Pick out each line containing the string "heading" and copy it.

— START OF Dataset records —

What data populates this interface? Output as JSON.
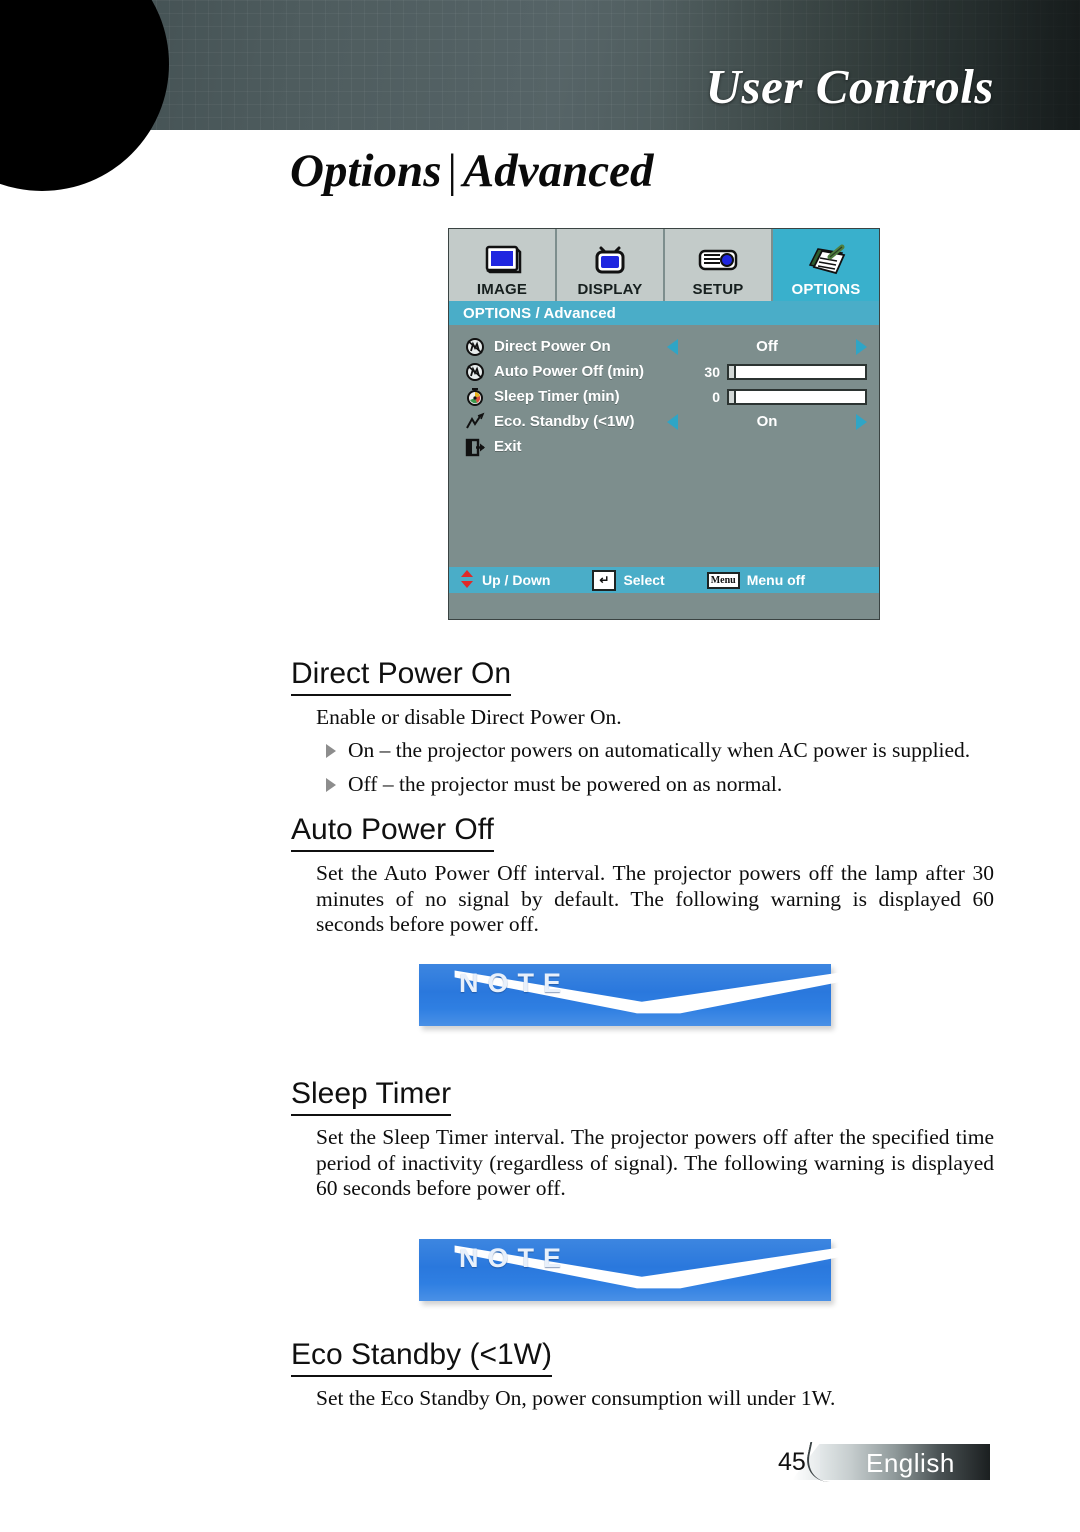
{
  "header": {
    "title": "User Controls",
    "lens_icon": "camera-lens-graphic"
  },
  "page_title": {
    "primary": "Options",
    "separator": "|",
    "secondary": "Advanced"
  },
  "osd": {
    "tabs": [
      {
        "label": "IMAGE",
        "icon": "monitor-icon",
        "active": false
      },
      {
        "label": "DISPLAY",
        "icon": "tv-icon",
        "active": false
      },
      {
        "label": "SETUP",
        "icon": "projector-icon",
        "active": false
      },
      {
        "label": "OPTIONS",
        "icon": "clipboard-pen-icon",
        "active": true
      }
    ],
    "subtitle": "OPTIONS / Advanced",
    "rows": [
      {
        "label": "Direct Power On",
        "icon": "power-circle-icon",
        "type": "choice",
        "value": "Off"
      },
      {
        "label": "Auto Power Off (min)",
        "icon": "power-circle-icon",
        "type": "slider",
        "value": "30",
        "fill_pct": 4
      },
      {
        "label": "Sleep Timer (min)",
        "icon": "timer-icon",
        "type": "slider",
        "value": "0",
        "fill_pct": 0
      },
      {
        "label": "Eco. Standby (<1W)",
        "icon": "chart-zigzag-icon",
        "type": "choice",
        "value": "On"
      },
      {
        "label": "Exit",
        "icon": "exit-door-icon",
        "type": "action",
        "value": ""
      }
    ],
    "footer": [
      {
        "key_icon": "up-down-arrows-icon",
        "label": "Up / Down"
      },
      {
        "key_icon": "enter-key-icon",
        "label": "Select"
      },
      {
        "key_icon": "menu-key-icon",
        "key_text": "Menu",
        "label": "Menu off"
      }
    ],
    "colors": {
      "accent": "#4aadc8",
      "active_tab": "#39b0cc",
      "panel": "#7d8e8d",
      "tab_bg": "#c3cbc9"
    }
  },
  "sections": [
    {
      "heading": "Direct Power On",
      "intro": "Enable or disable Direct Power On.",
      "bullets": [
        "On – the projector powers on automatically when AC power is supplied.",
        "Off –  the projector must be powered on as normal."
      ]
    },
    {
      "heading": "Auto Power Off",
      "body": "Set the Auto Power Off interval. The projector powers off the lamp after 30 minutes of no signal by default. The following warning is displayed 60 seconds before power off."
    },
    {
      "heading": "Sleep Timer",
      "body": "Set the Sleep Timer interval. The projector powers off after the specified time period of inactivity (regardless of signal). The following warning is displayed 60 seconds before power off."
    },
    {
      "heading": "Eco Standby (<1W)",
      "body": "Set the Eco Standby On, power consumption will under 1W."
    }
  ],
  "notes": [
    {
      "label": "NOTE"
    },
    {
      "label": "NOTE"
    }
  ],
  "footer": {
    "page_number": "45",
    "language": "English"
  }
}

— END OF Dataset records —

The reply =
      "heading": "Direct Power On",
      "heading": "Auto Power Off",
      "heading": "Sleep Timer",
      "heading": "Eco Standby (<1W)",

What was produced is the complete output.